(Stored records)
(begin)
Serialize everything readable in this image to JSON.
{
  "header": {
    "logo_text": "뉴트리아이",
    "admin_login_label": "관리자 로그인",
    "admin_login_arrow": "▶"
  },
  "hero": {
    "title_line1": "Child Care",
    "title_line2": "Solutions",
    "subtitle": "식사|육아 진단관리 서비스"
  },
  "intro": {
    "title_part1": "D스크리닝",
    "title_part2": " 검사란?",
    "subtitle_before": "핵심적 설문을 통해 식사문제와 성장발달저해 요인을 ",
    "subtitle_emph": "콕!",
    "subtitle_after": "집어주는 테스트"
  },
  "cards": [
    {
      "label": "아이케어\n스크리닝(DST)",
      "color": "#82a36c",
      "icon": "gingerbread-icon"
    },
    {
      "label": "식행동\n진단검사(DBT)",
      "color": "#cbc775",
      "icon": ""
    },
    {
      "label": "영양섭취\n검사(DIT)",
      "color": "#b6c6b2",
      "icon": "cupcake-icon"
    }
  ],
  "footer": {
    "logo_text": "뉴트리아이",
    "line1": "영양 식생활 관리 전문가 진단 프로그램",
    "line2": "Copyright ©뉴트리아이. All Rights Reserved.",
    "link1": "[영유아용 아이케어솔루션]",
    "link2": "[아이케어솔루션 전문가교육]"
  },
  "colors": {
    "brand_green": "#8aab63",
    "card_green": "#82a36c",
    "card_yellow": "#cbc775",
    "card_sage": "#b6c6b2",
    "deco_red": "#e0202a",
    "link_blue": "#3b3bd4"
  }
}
(end)
Make an exact copy of the records.

- [RESULT OF THE TASK]:
Serialize everything readable in this image to JSON.
{
  "header": {
    "logo_text": "뉴트리아이",
    "admin_login_label": "관리자 로그인",
    "admin_login_arrow": "▶"
  },
  "hero": {
    "title_line1": "Child Care",
    "title_line2": "Solutions",
    "subtitle": "식사|육아 진단관리 서비스"
  },
  "intro": {
    "title_part1": "D스크리닝",
    "title_part2": " 검사란?",
    "subtitle_before": "핵심적 설문을 통해 식사문제와 성장발달저해 요인을 ",
    "subtitle_emph": "콕!",
    "subtitle_after": "집어주는 테스트"
  },
  "cards": [
    {
      "label": "아이케어\n스크리닝(DST)",
      "color": "#82a36c",
      "icon": "gingerbread-icon"
    },
    {
      "label": "식행동\n진단검사(DBT)",
      "color": "#cbc775",
      "icon": ""
    },
    {
      "label": "영양섭취\n검사(DIT)",
      "color": "#b6c6b2",
      "icon": "cupcake-icon"
    }
  ],
  "footer": {
    "logo_text": "뉴트리아이",
    "line1": "영양 식생활 관리 전문가 진단 프로그램",
    "line2": "Copyright ©뉴트리아이. All Rights Reserved.",
    "link1": "[영유아용 아이케어솔루션]",
    "link2": "[아이케어솔루션 전문가교육]"
  },
  "colors": {
    "brand_green": "#8aab63",
    "card_green": "#82a36c",
    "card_yellow": "#cbc775",
    "card_sage": "#b6c6b2",
    "deco_red": "#e0202a",
    "link_blue": "#3b3bd4"
  }
}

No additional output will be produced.